WORK REQUIRED: Scan the listing that follows and report how many lines contain "placebo". Write the number alone.

GIVEN DATA:
□ □ □ □ □ □ □

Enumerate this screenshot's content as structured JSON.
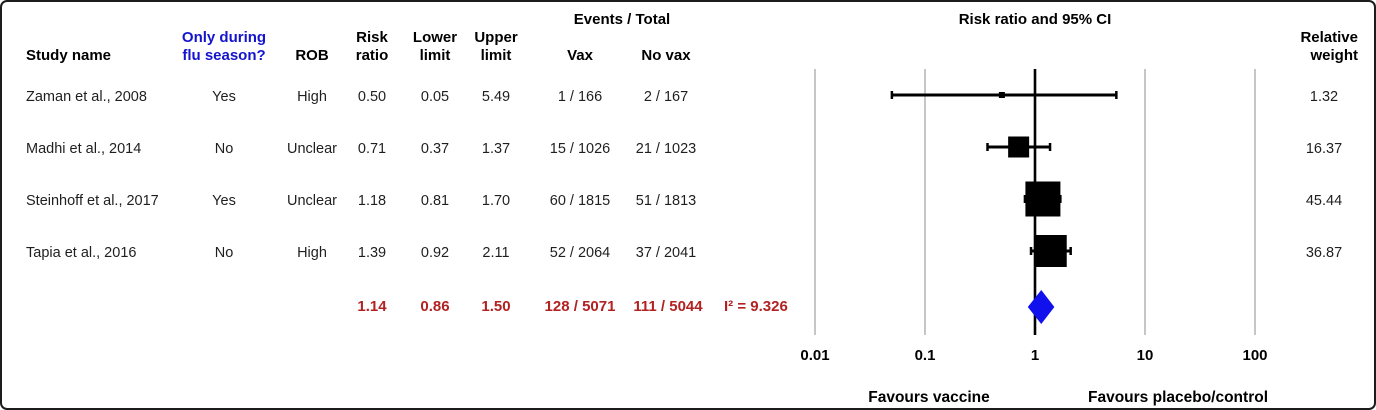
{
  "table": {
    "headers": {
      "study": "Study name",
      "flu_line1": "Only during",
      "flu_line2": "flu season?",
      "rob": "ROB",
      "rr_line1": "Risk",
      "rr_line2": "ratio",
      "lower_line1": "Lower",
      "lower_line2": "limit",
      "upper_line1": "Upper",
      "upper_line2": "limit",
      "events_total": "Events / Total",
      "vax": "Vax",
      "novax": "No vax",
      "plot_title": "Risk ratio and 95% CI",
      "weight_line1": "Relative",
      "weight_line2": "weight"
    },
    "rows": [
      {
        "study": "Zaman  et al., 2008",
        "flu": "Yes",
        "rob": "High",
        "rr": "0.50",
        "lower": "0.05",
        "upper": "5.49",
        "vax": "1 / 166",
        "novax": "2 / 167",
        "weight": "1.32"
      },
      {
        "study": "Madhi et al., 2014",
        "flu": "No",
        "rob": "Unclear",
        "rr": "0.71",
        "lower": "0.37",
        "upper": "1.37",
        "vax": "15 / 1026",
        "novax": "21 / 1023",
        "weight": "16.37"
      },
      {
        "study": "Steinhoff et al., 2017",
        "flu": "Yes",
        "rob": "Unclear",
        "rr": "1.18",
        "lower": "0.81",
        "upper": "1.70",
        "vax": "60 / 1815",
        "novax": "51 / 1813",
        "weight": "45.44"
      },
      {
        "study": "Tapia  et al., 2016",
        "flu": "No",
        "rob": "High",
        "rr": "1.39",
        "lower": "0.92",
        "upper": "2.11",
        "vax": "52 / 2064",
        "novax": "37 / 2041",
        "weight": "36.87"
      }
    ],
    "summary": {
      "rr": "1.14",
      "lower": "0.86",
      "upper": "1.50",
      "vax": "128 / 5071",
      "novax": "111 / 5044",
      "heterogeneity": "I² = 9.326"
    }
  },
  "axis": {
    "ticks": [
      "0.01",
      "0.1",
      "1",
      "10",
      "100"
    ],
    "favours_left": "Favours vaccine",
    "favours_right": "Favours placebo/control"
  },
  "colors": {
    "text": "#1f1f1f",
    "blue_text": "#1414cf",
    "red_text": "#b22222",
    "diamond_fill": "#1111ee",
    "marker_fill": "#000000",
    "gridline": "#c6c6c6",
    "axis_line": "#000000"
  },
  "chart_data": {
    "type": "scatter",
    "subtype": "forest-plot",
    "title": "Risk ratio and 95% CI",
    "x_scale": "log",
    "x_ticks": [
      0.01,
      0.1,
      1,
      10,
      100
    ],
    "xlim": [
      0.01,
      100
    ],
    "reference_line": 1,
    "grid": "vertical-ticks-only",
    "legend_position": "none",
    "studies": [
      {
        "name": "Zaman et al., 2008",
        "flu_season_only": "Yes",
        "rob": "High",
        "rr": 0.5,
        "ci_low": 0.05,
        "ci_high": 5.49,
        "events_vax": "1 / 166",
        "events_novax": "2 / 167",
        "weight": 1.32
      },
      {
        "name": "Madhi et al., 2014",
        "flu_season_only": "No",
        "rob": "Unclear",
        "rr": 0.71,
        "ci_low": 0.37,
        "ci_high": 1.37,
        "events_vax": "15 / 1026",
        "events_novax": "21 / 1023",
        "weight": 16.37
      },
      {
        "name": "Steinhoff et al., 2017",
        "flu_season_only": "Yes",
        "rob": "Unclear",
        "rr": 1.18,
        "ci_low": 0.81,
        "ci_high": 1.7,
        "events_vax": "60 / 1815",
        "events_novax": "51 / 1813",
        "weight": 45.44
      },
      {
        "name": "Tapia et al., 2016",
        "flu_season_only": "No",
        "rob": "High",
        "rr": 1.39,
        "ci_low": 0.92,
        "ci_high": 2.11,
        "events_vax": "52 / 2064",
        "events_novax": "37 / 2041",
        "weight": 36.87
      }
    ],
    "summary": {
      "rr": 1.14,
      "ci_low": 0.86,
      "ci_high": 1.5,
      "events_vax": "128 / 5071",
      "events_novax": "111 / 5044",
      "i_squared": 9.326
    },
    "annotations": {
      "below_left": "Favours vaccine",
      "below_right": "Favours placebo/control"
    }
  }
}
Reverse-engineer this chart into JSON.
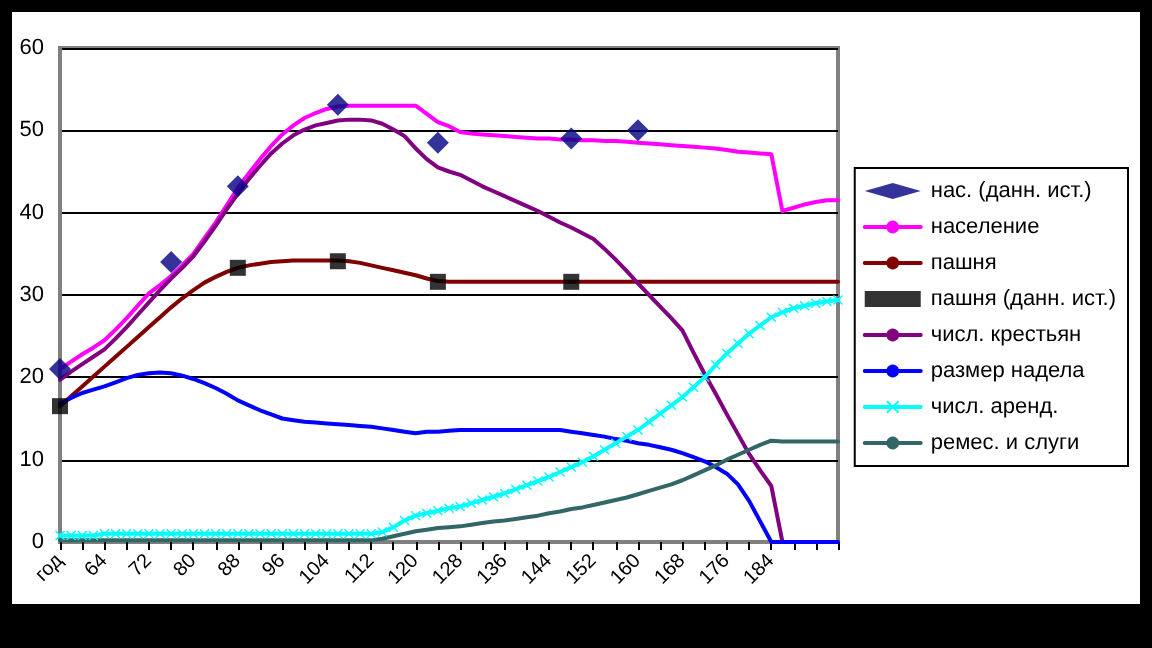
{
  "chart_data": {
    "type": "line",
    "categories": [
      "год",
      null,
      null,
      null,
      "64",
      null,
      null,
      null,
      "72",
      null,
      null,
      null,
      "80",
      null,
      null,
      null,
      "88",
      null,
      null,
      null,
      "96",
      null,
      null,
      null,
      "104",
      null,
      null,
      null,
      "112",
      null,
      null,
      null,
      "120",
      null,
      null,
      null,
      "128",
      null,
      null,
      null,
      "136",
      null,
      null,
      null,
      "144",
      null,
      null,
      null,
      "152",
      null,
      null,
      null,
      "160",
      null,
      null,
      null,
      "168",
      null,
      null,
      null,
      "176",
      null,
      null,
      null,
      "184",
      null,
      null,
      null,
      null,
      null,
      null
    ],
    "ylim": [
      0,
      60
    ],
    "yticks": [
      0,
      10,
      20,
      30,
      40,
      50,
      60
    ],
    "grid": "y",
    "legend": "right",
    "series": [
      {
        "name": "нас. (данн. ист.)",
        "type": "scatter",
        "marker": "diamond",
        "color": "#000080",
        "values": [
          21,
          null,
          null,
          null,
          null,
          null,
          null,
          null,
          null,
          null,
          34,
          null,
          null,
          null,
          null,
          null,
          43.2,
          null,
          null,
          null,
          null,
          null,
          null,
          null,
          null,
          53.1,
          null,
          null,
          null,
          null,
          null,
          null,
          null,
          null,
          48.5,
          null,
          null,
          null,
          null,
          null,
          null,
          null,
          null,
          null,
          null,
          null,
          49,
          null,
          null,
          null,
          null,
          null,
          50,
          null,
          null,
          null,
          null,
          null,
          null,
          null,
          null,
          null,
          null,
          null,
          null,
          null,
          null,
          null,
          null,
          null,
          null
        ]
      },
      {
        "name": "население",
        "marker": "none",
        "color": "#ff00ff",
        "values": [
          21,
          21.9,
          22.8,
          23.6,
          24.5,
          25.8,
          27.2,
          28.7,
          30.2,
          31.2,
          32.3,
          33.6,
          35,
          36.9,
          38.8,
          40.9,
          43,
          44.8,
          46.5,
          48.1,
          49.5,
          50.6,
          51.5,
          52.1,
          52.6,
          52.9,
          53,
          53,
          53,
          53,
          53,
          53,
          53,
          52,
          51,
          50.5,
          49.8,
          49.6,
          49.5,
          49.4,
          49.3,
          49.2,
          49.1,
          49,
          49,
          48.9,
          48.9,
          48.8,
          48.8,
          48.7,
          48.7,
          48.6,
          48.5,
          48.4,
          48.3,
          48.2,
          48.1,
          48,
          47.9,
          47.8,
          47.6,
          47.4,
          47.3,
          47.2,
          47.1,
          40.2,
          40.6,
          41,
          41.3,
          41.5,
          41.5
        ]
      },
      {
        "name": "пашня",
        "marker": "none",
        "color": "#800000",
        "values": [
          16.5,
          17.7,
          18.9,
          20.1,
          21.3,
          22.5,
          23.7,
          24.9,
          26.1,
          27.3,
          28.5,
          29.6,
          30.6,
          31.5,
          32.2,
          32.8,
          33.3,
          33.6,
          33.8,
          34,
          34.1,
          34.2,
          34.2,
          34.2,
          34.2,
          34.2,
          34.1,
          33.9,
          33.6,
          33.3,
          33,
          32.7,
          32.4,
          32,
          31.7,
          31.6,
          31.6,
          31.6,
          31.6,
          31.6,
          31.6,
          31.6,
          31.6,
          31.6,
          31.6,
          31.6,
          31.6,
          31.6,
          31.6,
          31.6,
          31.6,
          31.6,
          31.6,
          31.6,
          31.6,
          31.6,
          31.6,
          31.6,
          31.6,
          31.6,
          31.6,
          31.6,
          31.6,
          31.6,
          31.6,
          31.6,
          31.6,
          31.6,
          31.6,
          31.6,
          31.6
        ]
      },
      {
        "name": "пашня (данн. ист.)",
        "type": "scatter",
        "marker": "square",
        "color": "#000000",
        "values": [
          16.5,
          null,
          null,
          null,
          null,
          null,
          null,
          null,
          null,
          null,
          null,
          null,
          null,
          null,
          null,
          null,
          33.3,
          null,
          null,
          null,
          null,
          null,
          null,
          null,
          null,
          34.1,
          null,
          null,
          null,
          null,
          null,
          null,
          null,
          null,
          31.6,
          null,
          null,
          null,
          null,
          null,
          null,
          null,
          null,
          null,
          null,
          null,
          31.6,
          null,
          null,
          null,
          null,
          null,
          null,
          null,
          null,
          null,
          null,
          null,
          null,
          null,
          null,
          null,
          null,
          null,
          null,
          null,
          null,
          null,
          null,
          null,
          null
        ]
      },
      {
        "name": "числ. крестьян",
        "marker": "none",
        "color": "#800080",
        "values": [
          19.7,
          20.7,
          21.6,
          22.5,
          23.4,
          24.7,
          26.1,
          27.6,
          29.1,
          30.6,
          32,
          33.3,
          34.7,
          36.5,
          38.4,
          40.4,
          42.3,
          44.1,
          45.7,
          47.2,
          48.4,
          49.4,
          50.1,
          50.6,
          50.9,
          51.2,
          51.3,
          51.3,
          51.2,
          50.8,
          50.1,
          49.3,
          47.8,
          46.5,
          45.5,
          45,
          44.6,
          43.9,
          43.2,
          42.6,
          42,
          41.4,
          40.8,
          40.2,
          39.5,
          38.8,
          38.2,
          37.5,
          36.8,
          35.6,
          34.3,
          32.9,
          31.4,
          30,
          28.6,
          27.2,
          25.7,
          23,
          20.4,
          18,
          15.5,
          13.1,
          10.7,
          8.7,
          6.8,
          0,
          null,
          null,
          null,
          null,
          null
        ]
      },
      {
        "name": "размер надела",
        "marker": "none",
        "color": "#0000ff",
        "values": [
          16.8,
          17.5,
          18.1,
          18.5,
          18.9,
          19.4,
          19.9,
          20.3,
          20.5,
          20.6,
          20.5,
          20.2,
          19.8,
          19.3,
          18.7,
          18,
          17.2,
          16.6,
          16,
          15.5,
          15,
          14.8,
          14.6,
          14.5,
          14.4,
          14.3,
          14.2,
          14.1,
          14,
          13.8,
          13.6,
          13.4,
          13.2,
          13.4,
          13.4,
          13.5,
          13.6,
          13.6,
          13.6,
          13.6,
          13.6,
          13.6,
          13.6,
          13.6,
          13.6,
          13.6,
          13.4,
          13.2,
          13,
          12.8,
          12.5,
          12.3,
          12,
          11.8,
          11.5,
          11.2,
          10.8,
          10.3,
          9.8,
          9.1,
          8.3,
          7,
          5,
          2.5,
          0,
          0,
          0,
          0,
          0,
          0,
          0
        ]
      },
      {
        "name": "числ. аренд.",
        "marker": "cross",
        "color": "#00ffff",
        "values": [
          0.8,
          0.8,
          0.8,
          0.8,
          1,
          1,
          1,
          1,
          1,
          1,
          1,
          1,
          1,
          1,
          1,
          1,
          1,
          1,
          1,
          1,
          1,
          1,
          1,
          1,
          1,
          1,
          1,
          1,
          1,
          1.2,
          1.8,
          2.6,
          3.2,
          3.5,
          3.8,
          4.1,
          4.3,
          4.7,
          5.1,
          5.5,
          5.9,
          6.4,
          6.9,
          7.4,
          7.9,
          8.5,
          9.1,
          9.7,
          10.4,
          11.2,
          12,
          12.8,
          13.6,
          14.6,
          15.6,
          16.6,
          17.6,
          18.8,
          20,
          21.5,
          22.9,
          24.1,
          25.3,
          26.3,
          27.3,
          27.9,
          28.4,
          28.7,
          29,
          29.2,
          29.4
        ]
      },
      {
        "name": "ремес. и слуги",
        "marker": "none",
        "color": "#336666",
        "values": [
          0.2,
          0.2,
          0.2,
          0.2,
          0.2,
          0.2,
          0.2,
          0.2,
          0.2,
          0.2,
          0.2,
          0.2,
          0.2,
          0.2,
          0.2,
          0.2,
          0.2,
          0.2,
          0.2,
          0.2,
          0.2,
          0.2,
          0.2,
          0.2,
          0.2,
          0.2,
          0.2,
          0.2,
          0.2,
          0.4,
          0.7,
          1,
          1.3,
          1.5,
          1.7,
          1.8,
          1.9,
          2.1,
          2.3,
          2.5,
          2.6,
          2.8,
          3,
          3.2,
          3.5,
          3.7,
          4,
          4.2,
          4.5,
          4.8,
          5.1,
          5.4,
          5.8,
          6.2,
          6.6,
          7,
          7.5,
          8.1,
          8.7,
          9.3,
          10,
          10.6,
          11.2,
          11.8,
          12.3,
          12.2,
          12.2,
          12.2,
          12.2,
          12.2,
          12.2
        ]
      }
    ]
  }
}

□ □ □ □ □ □ □

WRITTEN RESPONSE: 2